Task statement: Convert the records from the line containing "grid-cell[interactable] xyxy=(97,553,136,592)" down to the line containing "grid-cell[interactable] xyxy=(179,512,218,551)" into a JSON list of strings, one string per line, leaving out any blank lines.

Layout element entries

—————

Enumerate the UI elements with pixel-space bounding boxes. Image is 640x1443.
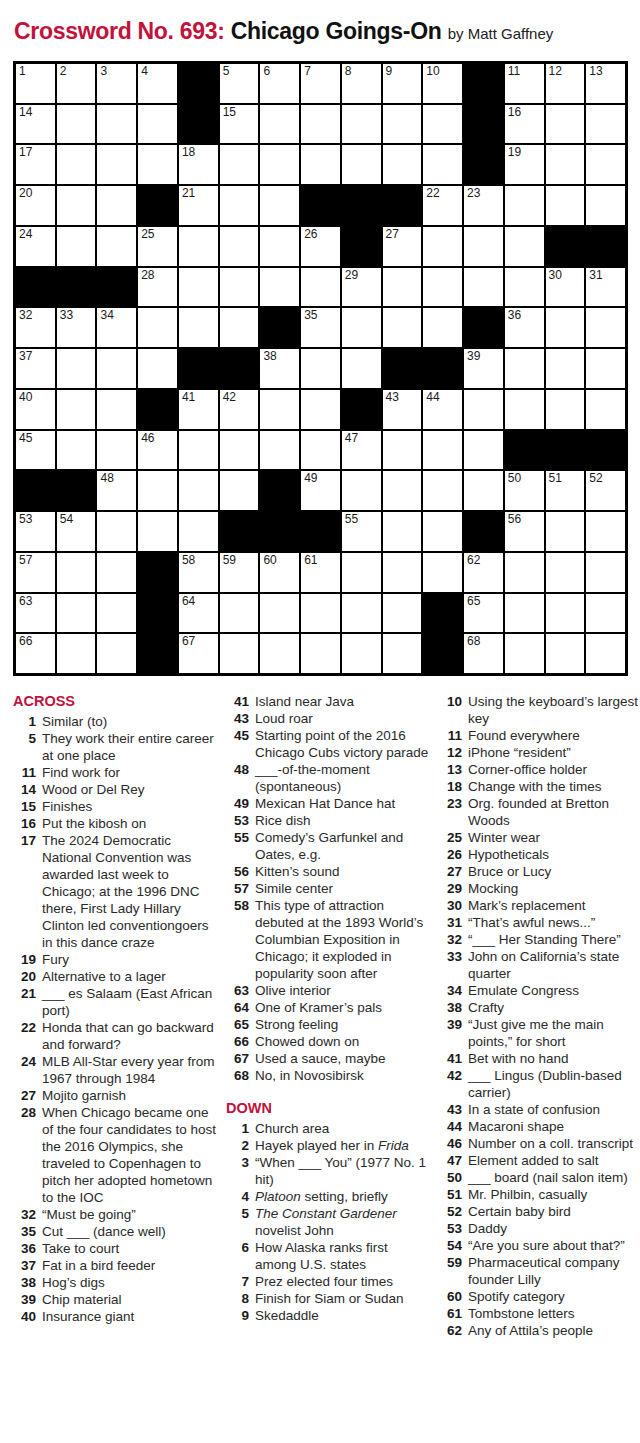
grid-cell[interactable] xyxy=(97,553,136,592)
across-clue-16[interactable]: 16Put the kibosh on xyxy=(13,815,217,832)
down-clue-11[interactable]: 11Found everywhere xyxy=(439,727,640,744)
grid-cell[interactable]: 61 xyxy=(301,553,340,592)
grid-cell[interactable] xyxy=(505,594,544,633)
black-square xyxy=(138,186,177,225)
grid-cell[interactable]: 10 xyxy=(423,64,462,103)
grid-cell[interactable] xyxy=(179,512,218,551)
grid-cell[interactable]: 66 xyxy=(16,634,55,673)
down-clue-51[interactable]: 51Mr. Philbin, casually xyxy=(439,1186,640,1203)
crossword-grid[interactable]: 1234567891011121314151617181920212223242… xyxy=(13,61,628,676)
grid-cell[interactable] xyxy=(138,512,177,551)
grid-cell[interactable] xyxy=(423,553,462,592)
grid-cell[interactable]: 14 xyxy=(16,105,55,144)
down-clue-13[interactable]: 13Corner-office holder xyxy=(439,761,640,778)
grid-cell[interactable]: 55 xyxy=(342,512,381,551)
down-clue-2[interactable]: 2Hayek played her in Frida xyxy=(226,1137,430,1154)
grid-cell[interactable] xyxy=(97,634,136,673)
down-clue-43[interactable]: 43In a state of confusion xyxy=(439,1101,640,1118)
grid-cell[interactable]: 42 xyxy=(220,390,259,429)
black-square xyxy=(423,594,462,633)
grid-cell[interactable] xyxy=(342,308,381,347)
grid-cell[interactable] xyxy=(138,105,177,144)
grid-cell[interactable]: 59 xyxy=(220,553,259,592)
down-clue-9[interactable]: 9Skedaddle xyxy=(226,1307,430,1324)
grid-cell[interactable] xyxy=(57,105,96,144)
grid-cell[interactable] xyxy=(383,268,422,307)
grid-cell[interactable] xyxy=(138,308,177,347)
grid-cell[interactable]: 1 xyxy=(16,64,55,103)
grid-cell[interactable]: 41 xyxy=(179,390,218,429)
grid-cell[interactable]: 26 xyxy=(301,227,340,266)
across-clue-49[interactable]: 49Mexican Hat Dance hat xyxy=(226,795,430,812)
clue-number: 1 xyxy=(13,713,36,730)
grid-cell[interactable] xyxy=(546,105,585,144)
grid-cell[interactable] xyxy=(179,308,218,347)
grid-cell[interactable]: 49 xyxy=(301,471,340,510)
across-clue-39[interactable]: 39Chip material xyxy=(13,1291,217,1308)
cell-number: 17 xyxy=(19,146,32,159)
cell-number: 45 xyxy=(19,432,32,445)
grid-cell[interactable] xyxy=(505,553,544,592)
grid-cell[interactable] xyxy=(383,594,422,633)
grid-cell[interactable] xyxy=(301,390,340,429)
grid-cell[interactable] xyxy=(383,145,422,184)
grid-cell[interactable] xyxy=(586,634,625,673)
across-clue-22[interactable]: 22Honda that can go backward and forward… xyxy=(13,1019,217,1053)
down-clue-30[interactable]: 30Mark’s replacement xyxy=(439,897,640,914)
clue-number: 25 xyxy=(439,829,462,846)
grid-cell[interactable] xyxy=(383,105,422,144)
across-clue-67[interactable]: 67Used a sauce, maybe xyxy=(226,1050,430,1067)
grid-cell[interactable] xyxy=(260,227,299,266)
grid-cell[interactable]: 39 xyxy=(464,349,503,388)
grid-cell[interactable]: 68 xyxy=(464,634,503,673)
grid-cell[interactable] xyxy=(546,390,585,429)
across-clue-19[interactable]: 19Fury xyxy=(13,951,217,968)
grid-cell[interactable]: 51 xyxy=(546,471,585,510)
grid-cell[interactable] xyxy=(423,471,462,510)
down-clue-59[interactable]: 59Pharmaceutical company founder Lilly xyxy=(439,1254,640,1288)
grid-cell[interactable]: 8 xyxy=(342,64,381,103)
across-clue-40[interactable]: 40Insurance giant xyxy=(13,1308,217,1325)
grid-cell[interactable]: 47 xyxy=(342,431,381,470)
across-clue-41[interactable]: 41Island near Java xyxy=(226,693,430,710)
grid-cell[interactable] xyxy=(260,594,299,633)
grid-cell[interactable] xyxy=(57,431,96,470)
grid-cell[interactable]: 17 xyxy=(16,145,55,184)
grid-cell[interactable]: 18 xyxy=(179,145,218,184)
clue-text: Starting point of the 2016 Chicago Cubs … xyxy=(255,727,430,761)
down-clue-8[interactable]: 8Finish for Siam or Sudan xyxy=(226,1290,430,1307)
grid-cell[interactable]: 5 xyxy=(220,64,259,103)
grid-cell[interactable] xyxy=(57,594,96,633)
grid-cell[interactable] xyxy=(301,634,340,673)
grid-cell[interactable]: 46 xyxy=(138,431,177,470)
across-clue-11[interactable]: 11Find work for xyxy=(13,764,217,781)
grid-cell[interactable] xyxy=(179,268,218,307)
grid-cell[interactable] xyxy=(383,471,422,510)
clue-text: ___-of-the-moment (spontaneous) xyxy=(255,761,430,795)
across-clue-37[interactable]: 37Fat in a bird feeder xyxy=(13,1257,217,1274)
down-clue-52[interactable]: 52Certain baby bird xyxy=(439,1203,640,1220)
across-clue-56[interactable]: 56Kitten’s sound xyxy=(226,863,430,880)
grid-cell[interactable] xyxy=(586,308,625,347)
grid-cell[interactable] xyxy=(57,553,96,592)
grid-cell[interactable] xyxy=(505,227,544,266)
grid-cell[interactable] xyxy=(423,512,462,551)
crossword-number: Crossword No. 693: xyxy=(14,18,225,44)
grid-cell[interactable] xyxy=(179,431,218,470)
grid-cell[interactable] xyxy=(97,227,136,266)
grid-cell[interactable] xyxy=(586,105,625,144)
grid-cell[interactable]: 38 xyxy=(260,349,299,388)
grid-cell[interactable] xyxy=(546,512,585,551)
grid-cell[interactable] xyxy=(586,553,625,592)
down-clue-23[interactable]: 23Org. founded at Bretton Woods xyxy=(439,795,640,829)
grid-cell[interactable]: 44 xyxy=(423,390,462,429)
down-clue-39[interactable]: 39“Just give me the main points,” for sh… xyxy=(439,1016,640,1050)
crossword-page: Crossword No. 693: Chicago Goings-On by … xyxy=(0,0,640,1349)
down-clue-25[interactable]: 25Winter wear xyxy=(439,829,640,846)
grid-cell[interactable]: 4 xyxy=(138,64,177,103)
grid-cell[interactable] xyxy=(586,594,625,633)
grid-cell[interactable] xyxy=(505,390,544,429)
clue-number: 15 xyxy=(13,798,36,815)
grid-cell[interactable] xyxy=(97,431,136,470)
grid-cell[interactable] xyxy=(301,105,340,144)
down-clue-10[interactable]: 10Using the keyboard’s largest key xyxy=(439,693,640,727)
grid-cell[interactable]: 48 xyxy=(97,471,136,510)
grid-cell[interactable] xyxy=(260,634,299,673)
across-clue-65[interactable]: 65Strong feeling xyxy=(226,1016,430,1033)
grid-cell[interactable] xyxy=(220,634,259,673)
across-clue-32[interactable]: 32“Must be going” xyxy=(13,1206,217,1223)
clue-text: Cut ___ (dance well) xyxy=(42,1223,217,1240)
grid-cell[interactable] xyxy=(342,105,381,144)
black-square xyxy=(301,186,340,225)
grid-cell[interactable]: 64 xyxy=(179,594,218,633)
grid-cell[interactable] xyxy=(505,634,544,673)
grid-cell[interactable] xyxy=(97,105,136,144)
down-clue-42[interactable]: 42___ Lingus (Dublin-based carrier) xyxy=(439,1067,640,1101)
grid-cell[interactable] xyxy=(260,268,299,307)
down-clue-1[interactable]: 1Church area xyxy=(226,1120,430,1137)
clue-number: 2 xyxy=(226,1137,249,1154)
grid-cell[interactable] xyxy=(220,471,259,510)
grid-cell[interactable] xyxy=(383,431,422,470)
grid-cell[interactable]: 36 xyxy=(505,308,544,347)
grid-cell[interactable] xyxy=(423,431,462,470)
across-clue-53[interactable]: 53Rice dish xyxy=(226,812,430,829)
grid-cell[interactable] xyxy=(383,553,422,592)
cell-number: 63 xyxy=(19,595,32,608)
grid-cell[interactable] xyxy=(97,512,136,551)
grid-cell[interactable]: 37 xyxy=(16,349,55,388)
grid-cell[interactable]: 56 xyxy=(505,512,544,551)
grid-cell[interactable] xyxy=(464,471,503,510)
grid-cell[interactable] xyxy=(423,105,462,144)
grid-cell[interactable] xyxy=(342,145,381,184)
down-clue-47[interactable]: 47Element added to salt xyxy=(439,1152,640,1169)
across-clue-45[interactable]: 45Starting point of the 2016 Chicago Cub… xyxy=(226,727,430,761)
grid-cell[interactable] xyxy=(423,268,462,307)
grid-cell[interactable]: 45 xyxy=(16,431,55,470)
down-clue-62[interactable]: 62Any of Attila’s people xyxy=(439,1322,640,1339)
grid-cell[interactable] xyxy=(505,268,544,307)
grid-cell[interactable] xyxy=(586,349,625,388)
down-clue-54[interactable]: 54“Are you sure about that?” xyxy=(439,1237,640,1254)
grid-cell[interactable]: 6 xyxy=(260,64,299,103)
down-clue-53[interactable]: 53Daddy xyxy=(439,1220,640,1237)
down-clue-31[interactable]: 31“That’s awful news...” xyxy=(439,914,640,931)
grid-cell[interactable] xyxy=(586,390,625,429)
down-clue-32[interactable]: 32“___ Her Standing There” xyxy=(439,931,640,948)
grid-cell[interactable] xyxy=(464,227,503,266)
grid-cell[interactable]: 62 xyxy=(464,553,503,592)
down-clue-44[interactable]: 44Macaroni shape xyxy=(439,1118,640,1135)
grid-cell[interactable]: 67 xyxy=(179,634,218,673)
grid-cell[interactable] xyxy=(138,145,177,184)
down-clue-33[interactable]: 33John on California’s state quarter xyxy=(439,948,640,982)
clue-text: Tombstone letters xyxy=(468,1305,640,1322)
grid-cell[interactable] xyxy=(260,145,299,184)
across-clue-17[interactable]: 17The 2024 Democratic National Conventio… xyxy=(13,832,217,951)
down-clue-6[interactable]: 6How Alaska ranks first among U.S. state… xyxy=(226,1239,430,1273)
grid-cell[interactable] xyxy=(301,431,340,470)
grid-cell[interactable]: 30 xyxy=(546,268,585,307)
down-clue-3[interactable]: 3“When ___ You” (1977 No. 1 hit) xyxy=(226,1154,430,1188)
down-clue-12[interactable]: 12iPhone “resident” xyxy=(439,744,640,761)
across-clue-64[interactable]: 64One of Kramer’s pals xyxy=(226,999,430,1016)
grid-cell[interactable] xyxy=(260,390,299,429)
cell-number: 37 xyxy=(19,350,32,363)
grid-cell[interactable] xyxy=(301,268,340,307)
grid-cell[interactable] xyxy=(342,471,381,510)
grid-cell[interactable]: 25 xyxy=(138,227,177,266)
grid-cell[interactable] xyxy=(138,471,177,510)
grid-cell[interactable] xyxy=(97,390,136,429)
down-clue-38[interactable]: 38Crafty xyxy=(439,999,640,1016)
clue-number: 13 xyxy=(439,761,462,778)
grid-cell[interactable]: 7 xyxy=(301,64,340,103)
grid-cell[interactable] xyxy=(546,634,585,673)
grid-cell[interactable] xyxy=(97,145,136,184)
grid-cell[interactable]: 27 xyxy=(383,227,422,266)
grid-cell[interactable] xyxy=(220,268,259,307)
grid-cell[interactable]: 65 xyxy=(464,594,503,633)
grid-cell[interactable] xyxy=(423,227,462,266)
across-clue-38[interactable]: 38Hog’s digs xyxy=(13,1274,217,1291)
clue-text: Island near Java xyxy=(255,693,430,710)
grid-cell[interactable]: 11 xyxy=(505,64,544,103)
grid-cell[interactable] xyxy=(546,553,585,592)
grid-cell[interactable] xyxy=(586,145,625,184)
across-clue-68[interactable]: 68No, in Novosibirsk xyxy=(226,1067,430,1084)
across-clue-35[interactable]: 35Cut ___ (dance well) xyxy=(13,1223,217,1240)
down-clue-4[interactable]: 4Platoon setting, briefly xyxy=(226,1188,430,1205)
down-clue-29[interactable]: 29Mocking xyxy=(439,880,640,897)
grid-cell[interactable]: 54 xyxy=(57,512,96,551)
grid-cell[interactable]: 60 xyxy=(260,553,299,592)
grid-cell[interactable] xyxy=(423,145,462,184)
grid-cell[interactable] xyxy=(220,308,259,347)
clue-text: Find work for xyxy=(42,764,217,781)
grid-cell[interactable] xyxy=(57,349,96,388)
grid-cell[interactable]: 35 xyxy=(301,308,340,347)
grid-cell[interactable] xyxy=(505,349,544,388)
down-clue-46[interactable]: 46Number on a coll. transcript xyxy=(439,1135,640,1152)
across-clue-55[interactable]: 55Comedy’s Garfunkel and Oates, e.g. xyxy=(226,829,430,863)
cell-number: 20 xyxy=(19,187,32,200)
down-clue-34[interactable]: 34Emulate Congress xyxy=(439,982,640,999)
cell-number: 26 xyxy=(304,228,317,241)
grid-cell[interactable] xyxy=(383,634,422,673)
grid-cell[interactable] xyxy=(220,594,259,633)
grid-cell[interactable] xyxy=(546,308,585,347)
grid-cell[interactable] xyxy=(260,186,299,225)
across-clue-36[interactable]: 36Take to court xyxy=(13,1240,217,1257)
grid-cell[interactable]: 19 xyxy=(505,145,544,184)
grid-cell[interactable]: 28 xyxy=(138,268,177,307)
grid-cell[interactable]: 43 xyxy=(383,390,422,429)
grid-cell[interactable] xyxy=(546,186,585,225)
across-clue-27[interactable]: 27Mojito garnish xyxy=(13,1087,217,1104)
grid-cell[interactable]: 23 xyxy=(464,186,503,225)
grid-cell[interactable]: 58 xyxy=(179,553,218,592)
grid-cell[interactable]: 29 xyxy=(342,268,381,307)
grid-cell[interactable]: 53 xyxy=(16,512,55,551)
grid-cell[interactable]: 22 xyxy=(423,186,462,225)
grid-cell[interactable] xyxy=(57,186,96,225)
grid-cell[interactable] xyxy=(179,227,218,266)
grid-cell[interactable]: 32 xyxy=(16,308,55,347)
grid-cell[interactable] xyxy=(220,145,259,184)
grid-cell[interactable] xyxy=(301,349,340,388)
across-clue-48[interactable]: 48___-of-the-moment (spontaneous) xyxy=(226,761,430,795)
grid-cell[interactable]: 15 xyxy=(220,105,259,144)
across-clue-58[interactable]: 58This type of attraction debuted at the… xyxy=(226,897,430,982)
black-square xyxy=(383,186,422,225)
grid-cell[interactable] xyxy=(57,145,96,184)
across-clue-43[interactable]: 43Loud roar xyxy=(226,710,430,727)
grid-cell[interactable] xyxy=(546,349,585,388)
grid-cell[interactable] xyxy=(260,105,299,144)
down-clue-50[interactable]: 50___ board (nail salon item) xyxy=(439,1169,640,1186)
across-clue-20[interactable]: 20Alternative to a lager xyxy=(13,968,217,985)
grid-cell[interactable] xyxy=(220,227,259,266)
grid-cell[interactable]: 34 xyxy=(97,308,136,347)
clue-text: Put the kibosh on xyxy=(42,815,217,832)
across-clue-66[interactable]: 66Chowed down on xyxy=(226,1033,430,1050)
grid-cell[interactable]: 21 xyxy=(179,186,218,225)
grid-cell[interactable] xyxy=(342,553,381,592)
grid-cell[interactable] xyxy=(57,390,96,429)
grid-cell[interactable]: 33 xyxy=(57,308,96,347)
across-clue-5[interactable]: 5They work their entire career at one pl… xyxy=(13,730,217,764)
across-clue-63[interactable]: 63Olive interior xyxy=(226,982,430,999)
grid-cell[interactable] xyxy=(220,186,259,225)
grid-cell[interactable]: 3 xyxy=(97,64,136,103)
cell-number: 40 xyxy=(19,391,32,404)
grid-cell[interactable] xyxy=(301,594,340,633)
grid-cell[interactable]: 57 xyxy=(16,553,55,592)
grid-cell[interactable] xyxy=(546,594,585,633)
down-clue-60[interactable]: 60Spotify category xyxy=(439,1288,640,1305)
across-clue-21[interactable]: 21___ es Salaam (East African port) xyxy=(13,985,217,1019)
grid-cell[interactable] xyxy=(179,471,218,510)
grid-cell[interactable] xyxy=(342,349,381,388)
clue-text: iPhone “resident” xyxy=(468,744,640,761)
grid-cell[interactable]: 63 xyxy=(16,594,55,633)
grid-cell[interactable] xyxy=(342,594,381,633)
grid-cell[interactable] xyxy=(546,145,585,184)
grid-cell[interactable]: 13 xyxy=(586,64,625,103)
grid-cell[interactable]: 24 xyxy=(16,227,55,266)
grid-cell[interactable] xyxy=(220,431,259,470)
grid-cell[interactable] xyxy=(586,186,625,225)
cell-number: 58 xyxy=(182,554,195,567)
grid-cell[interactable] xyxy=(505,186,544,225)
grid-cell[interactable]: 31 xyxy=(586,268,625,307)
clue-number: 58 xyxy=(226,897,249,982)
grid-cell[interactable] xyxy=(57,634,96,673)
down-clue-27[interactable]: 27Bruce or Lucy xyxy=(439,863,640,880)
grid-cell[interactable]: 40 xyxy=(16,390,55,429)
grid-cell[interactable]: 20 xyxy=(16,186,55,225)
grid-cell[interactable]: 2 xyxy=(57,64,96,103)
cell-number: 60 xyxy=(263,554,276,567)
down-clue-7[interactable]: 7Prez elected four times xyxy=(226,1273,430,1290)
across-clue-24[interactable]: 24MLB All-Star every year from 1967 thro… xyxy=(13,1053,217,1087)
grid-cell[interactable] xyxy=(383,308,422,347)
grid-cell[interactable]: 12 xyxy=(546,64,585,103)
across-clue-1[interactable]: 1Similar (to) xyxy=(13,713,217,730)
grid-cell[interactable]: 16 xyxy=(505,105,544,144)
down-clue-61[interactable]: 61Tombstone letters xyxy=(439,1305,640,1322)
clue-text: Mr. Philbin, casually xyxy=(468,1186,640,1203)
grid-cell[interactable] xyxy=(383,512,422,551)
down-clue-5[interactable]: 5The Constant Gardener novelist John xyxy=(226,1205,430,1239)
grid-cell[interactable] xyxy=(342,634,381,673)
grid-cell[interactable] xyxy=(97,594,136,633)
across-clue-15[interactable]: 15Finishes xyxy=(13,798,217,815)
grid-cell[interactable] xyxy=(97,186,136,225)
page-title: Crossword No. 693: Chicago Goings-On by … xyxy=(14,18,630,45)
grid-cell[interactable] xyxy=(97,349,136,388)
grid-cell[interactable] xyxy=(301,145,340,184)
grid-cell[interactable] xyxy=(57,227,96,266)
grid-cell[interactable] xyxy=(260,431,299,470)
cell-number: 56 xyxy=(508,513,521,526)
clue-number: 51 xyxy=(439,1186,462,1203)
across-clue-28[interactable]: 28When Chicago became one of the four ca… xyxy=(13,1104,217,1206)
grid-cell[interactable]: 52 xyxy=(586,471,625,510)
across-clue-57[interactable]: 57Simile center xyxy=(226,880,430,897)
grid-cell[interactable] xyxy=(464,268,503,307)
down-clue-26[interactable]: 26Hypotheticals xyxy=(439,846,640,863)
across-clue-14[interactable]: 14Wood or Del Rey xyxy=(13,781,217,798)
grid-cell[interactable]: 50 xyxy=(505,471,544,510)
grid-cell[interactable] xyxy=(464,431,503,470)
grid-cell[interactable] xyxy=(138,349,177,388)
cell-number: 38 xyxy=(263,350,276,363)
grid-cell[interactable] xyxy=(464,390,503,429)
grid-cell[interactable] xyxy=(423,308,462,347)
grid-cell[interactable] xyxy=(586,512,625,551)
down-clue-41[interactable]: 41Bet with no hand xyxy=(439,1050,640,1067)
down-clue-18[interactable]: 18Change with the times xyxy=(439,778,640,795)
grid-cell[interactable]: 9 xyxy=(383,64,422,103)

—————

Reply:
[
  "grid-cell[interactable] xyxy=(97,553,136,592)",
  "across-clue-16[interactable]: 16Put the kibosh on xyxy=(13,815,217,832)",
  "down-clue-11[interactable]: 11Found everywhere xyxy=(439,727,640,744)",
  "grid-cell[interactable]: 61 xyxy=(301,553,340,592)",
  "grid-cell[interactable] xyxy=(505,594,544,633)",
  "black-square xyxy=(138,186,177,225)",
  "grid-cell[interactable]: 10 xyxy=(423,64,462,103)",
  "grid-cell[interactable] xyxy=(179,512,218,551)"
]